Dan, ketika dilakukan konfirmasi, kawasan tangkapan air hujan itu memang di dokumen tata ruang sudah ditetapkan menjadi kawasan permukiman. Pun kalau dokumen itu tidak secara jelas menyebutkan sebagai kawasan permukiman, setidaknya disebutkan sebagai kawasan konservasi dan kawasan permukiman terbatas. Inilah yang menjadi biang dari munculnya perizinan pemanfaatan lahan menjadi kawasan permukiman.
Kawasan permukiman di daerah dataran tinggi memang sangat menarik bagi pengembang dan juga bagi calon pembeli. Sebab, paling tidak suhu udaranya lebih dingin daripada di daerah dataran lainnya yang pasti memiliki suhu yang cukup hangat.
Hanya saja, sayangnya daerah dataran tinggi dan kawasan lereng yang ada di sekitarnya merupakan daerah tangkapan air hujan. Di sanalah air ditangkap untuk diresepkan ke dalam air tanah oleh lingkungan. Lalu, itulah menjadi modal dalam ketersediaan air tanah.
Seharusnya kawasan tangkapan air hujan tidak boleh ditetapkan sebagai kawasan permukiman terbatas.
Sementara itu, untuk beberapa bagian dari air hujan yang berubah menjadi air permukaan mengalir ke kawasan mana pun yang berada di sekitarnya. Karena tidak ada sistem drainase kawasan permukiman yang baik, juga tidak adanya embung untuk menjadi tempat penampungan air hujan sementara waktu, maka air itu dengan cepat mengalir ke dataran lebih rendah hingga tiba ke laut kembali.
Ketika kawasan tangkapan air hujan itu ditetapkan di dalam dokumen tata ruang sebagai kawasan permukiman terbatas, maka kawasan tangkapan air hujan pun berubah menjadi kawasan permukiman. Seharusnya kawasan tangkapan air hujan tidak boleh ditetapkan sebagai kawasan permukiman terbatas karena sudah pasti yang namanya permukiman akan secara masif mengokupasi seluruh lahan yang ada di sekitarnya.
Jika melihat fenomena tersebut, artinya ada kesalahan dalam perencanaan tata ruang. Bagaimana para perencana tata ruang menetapkan daerah yang seharusnya menjadi kawasan lindung, tetapi dilegitimasi sebagai kawasan permukiman, meskipun disebut sebagai pemukiman terbatas.
Semua daerah yang seharusnya menjadi kawasan lindung atau kawasan yang tidak boleh ada bangunan apa pun di atasnya haruslah secara konsisten dijalankan dan diterapkan. Bahwa kemudian ternyata pada saat ini kawasan lindung tersebut masih atau sudah diokupasi oleh berbagai macam bangunan, termasuk permukiman, maka dia tetap harus ditetapkan sebagai kawasan lindung.
Apalagi kita tahu bahwa yang namanya rencana tata ruang bukanlah diimplementasikan dalam jangka pendek. Rencana tata ruang itu seperti para arsitek membangun rumah. Desain akhirnya itu sudah diketahui bentuknya seperti apa dan modelnya seperti apa. Dengan demikian, pada tahapan pembangunan fondasi, struktur, ataupun atap bisa dilakukan secara bertahap dan terkonsep, disesuaikan dengan kondisi dan situasi yang ada.

#### [Petunjuk Pengerjaan]
a – Jawab pertanyaan berikut berdasarkan teks tentang tata ruang kawasan tangkapan air hujan.
(i) Apa alasan kawasan permukiman di dataran tinggi menarik bagi pengembang dan calon pembeli?
(ii) Dua hal apa yang tidak ada sehingga air permukaan cepat mengalir ke dataran lebih rendah?
(iii) Rencana tata ruang diibaratkan seperti apa?
b – Tolong teruskan teks tentang tata ruang kawasan tangkapan air hujan, dimulai setelah kalimat terakhirnya.

#### [Kumpulan Entri]
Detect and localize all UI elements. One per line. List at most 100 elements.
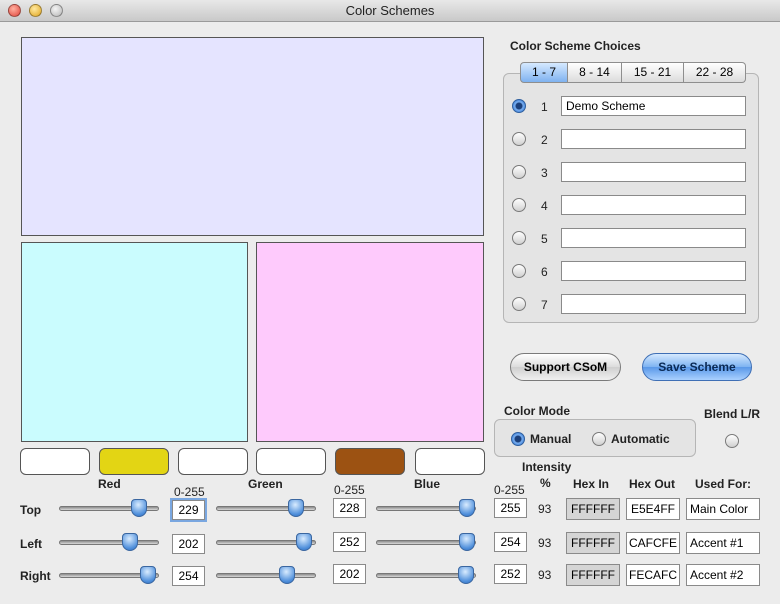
blue-label: Blue	[414, 477, 441, 491]
slider-thumb[interactable]	[279, 566, 295, 584]
hex-out-label: Hex Out	[629, 477, 676, 491]
right-hex-in[interactable]: FFFFFF	[566, 564, 620, 586]
main-color-preview	[21, 37, 484, 236]
tab-8-14[interactable]: 8 - 14	[568, 62, 622, 83]
scheme-name-field-4[interactable]	[561, 195, 746, 215]
right-blue-slider[interactable]	[376, 566, 476, 586]
tab-1-7[interactable]: 1 - 7	[520, 62, 568, 83]
left-color-preview	[21, 242, 248, 442]
top-blue-slider[interactable]	[376, 499, 476, 519]
scheme-tabs: 1 - 7 8 - 14 15 - 21 22 - 28	[520, 62, 746, 83]
left-green-slider[interactable]	[216, 533, 316, 553]
green-range-label: 0-255	[334, 483, 365, 497]
left-green-value[interactable]: 252	[333, 532, 366, 552]
green-bottom-swatch	[256, 448, 326, 475]
right-hex-out: FECAFC	[626, 564, 680, 586]
left-blue-value[interactable]: 254	[494, 532, 527, 552]
used-for-label: Used For:	[695, 477, 752, 491]
slider-thumb[interactable]	[459, 499, 475, 517]
scheme-radio-5[interactable]	[512, 231, 526, 245]
slider-thumb[interactable]	[458, 566, 474, 584]
right-red-value[interactable]: 254	[172, 566, 205, 586]
scheme-number: 4	[541, 199, 548, 213]
scheme-number: 3	[541, 166, 548, 180]
top-green-slider[interactable]	[216, 499, 316, 519]
window-title: Color Schemes	[345, 3, 435, 18]
green-top-swatch	[178, 448, 248, 475]
manual-mode-radio[interactable]	[511, 432, 525, 446]
slider-thumb[interactable]	[122, 533, 138, 551]
scheme-radio-6[interactable]	[512, 264, 526, 278]
scheme-name-field-5[interactable]	[561, 228, 746, 248]
left-blue-slider[interactable]	[376, 533, 476, 553]
scheme-radio-1[interactable]	[512, 99, 526, 113]
blue-top-swatch	[335, 448, 405, 475]
scheme-name-field-1[interactable]: Demo Scheme	[561, 96, 746, 116]
slider-thumb[interactable]	[288, 499, 304, 517]
automatic-mode-label: Automatic	[611, 432, 670, 446]
right-used-for: Accent #2	[686, 564, 760, 586]
top-used-for: Main Color	[686, 498, 760, 520]
slider-thumb[interactable]	[140, 566, 156, 584]
left-hex-out: CAFCFE	[626, 532, 680, 554]
blend-lr-label: Blend L/R	[704, 407, 760, 421]
slider-thumb[interactable]	[131, 499, 147, 517]
manual-mode-label: Manual	[530, 432, 572, 446]
color-mode-title: Color Mode	[504, 404, 570, 418]
automatic-mode-radio[interactable]	[592, 432, 606, 446]
scheme-choices-title: Color Scheme Choices	[510, 39, 641, 53]
top-red-slider[interactable]	[59, 499, 159, 519]
scheme-name-field-6[interactable]	[561, 261, 746, 281]
window-titlebar: Color Schemes	[0, 0, 780, 22]
left-red-value[interactable]: 202	[172, 534, 205, 554]
top-intensity: 93	[538, 502, 552, 516]
scheme-number: 7	[541, 298, 548, 312]
left-used-for: Accent #1	[686, 532, 760, 554]
blue-bottom-swatch	[415, 448, 485, 475]
slider-thumb[interactable]	[296, 533, 312, 551]
scheme-name-field-3[interactable]	[561, 162, 746, 182]
top-blue-value[interactable]: 255	[494, 498, 527, 518]
red-range-label: 0-255	[174, 485, 205, 499]
green-label: Green	[248, 477, 283, 491]
scheme-radio-4[interactable]	[512, 198, 526, 212]
support-csom-button[interactable]: Support CSoM	[510, 353, 621, 381]
right-intensity: 93	[538, 568, 552, 582]
right-green-value[interactable]: 202	[333, 564, 366, 584]
row-label-right: Right	[20, 569, 51, 583]
top-red-value[interactable]: 229	[172, 500, 205, 520]
top-hex-in[interactable]: FFFFFF	[566, 498, 620, 520]
scheme-name-field-7[interactable]	[561, 294, 746, 314]
scheme-number: 5	[541, 232, 548, 246]
intensity-label: Intensity	[522, 460, 572, 474]
top-green-value[interactable]: 228	[333, 498, 366, 518]
row-label-left: Left	[20, 537, 42, 551]
scheme-name-field-2[interactable]	[561, 129, 746, 149]
tab-15-21[interactable]: 15 - 21	[622, 62, 684, 83]
right-blue-value[interactable]: 252	[494, 564, 527, 584]
right-color-preview	[256, 242, 484, 442]
left-red-slider[interactable]	[59, 533, 159, 553]
right-red-slider[interactable]	[59, 566, 159, 586]
right-green-slider[interactable]	[216, 566, 316, 586]
slider-thumb[interactable]	[459, 533, 475, 551]
scheme-number: 2	[541, 133, 548, 147]
blend-lr-toggle[interactable]	[725, 434, 739, 448]
scheme-number: 6	[541, 265, 548, 279]
row-label-top: Top	[20, 503, 42, 517]
blue-range-label: 0-255	[494, 483, 525, 497]
scheme-radio-2[interactable]	[512, 132, 526, 146]
red-label: Red	[98, 477, 121, 491]
tab-22-28[interactable]: 22 - 28	[684, 62, 746, 83]
red-top-swatch	[20, 448, 90, 475]
scheme-radio-7[interactable]	[512, 297, 526, 311]
save-scheme-button[interactable]: Save Scheme	[642, 353, 752, 381]
top-hex-out: E5E4FF	[626, 498, 680, 520]
left-hex-in[interactable]: FFFFFF	[566, 532, 620, 554]
scheme-radio-3[interactable]	[512, 165, 526, 179]
left-intensity: 93	[538, 536, 552, 550]
hex-in-label: Hex In	[573, 477, 610, 491]
red-bottom-swatch	[99, 448, 169, 475]
scheme-number: 1	[541, 100, 548, 114]
percent-label: %	[540, 476, 551, 490]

#### [Jawaban Tertulis]
a –
(i) Suhu udaranya lebih dingin daripada di daerah dataran lainnya.
(ii) Sistem drainase kawasan permukiman yang baik dan embung sebagai tempat penampungan air hujan sementara.
(iii) Seperti para arsitek membangun rumah.

b –
Perencanaan tata ruang kota, misalnya, juga seharusnya seperti itu. Kita harus sudah tahu bentuk ruang kota kita di masa yang akan datang itu seperti apa. Yang sudah pasti, yang namanya kawasan lindung tetaplah harus menjadi kawasan lindung.
Dan, walaupun sekarang ini kawasan ini sudah diokupasi oleh banyak bangunan, maka secara bertahap melalui rekayasa tata ruang. Mungkin membutuhkan waktu hingga 30 atau 50 tahun ke depan atau bahkan mungkin lebih, kawasan lindung yang terokupasi itu akan kembali menjadi kawasan lindung sesungguhnya.
Di situlah perlu ada skenario dan juga waktu. Jika dari sisi pemindahan penduduk dari kawasan lindung ke kawasan budidaya membutuhkan waktu di atas 25 tahun, hal ini juga akan sejalan dengan kemampuan pemerintah menyediakan perumahan di kawasan budidaya. Jadi bisa dibuat secara bertahap.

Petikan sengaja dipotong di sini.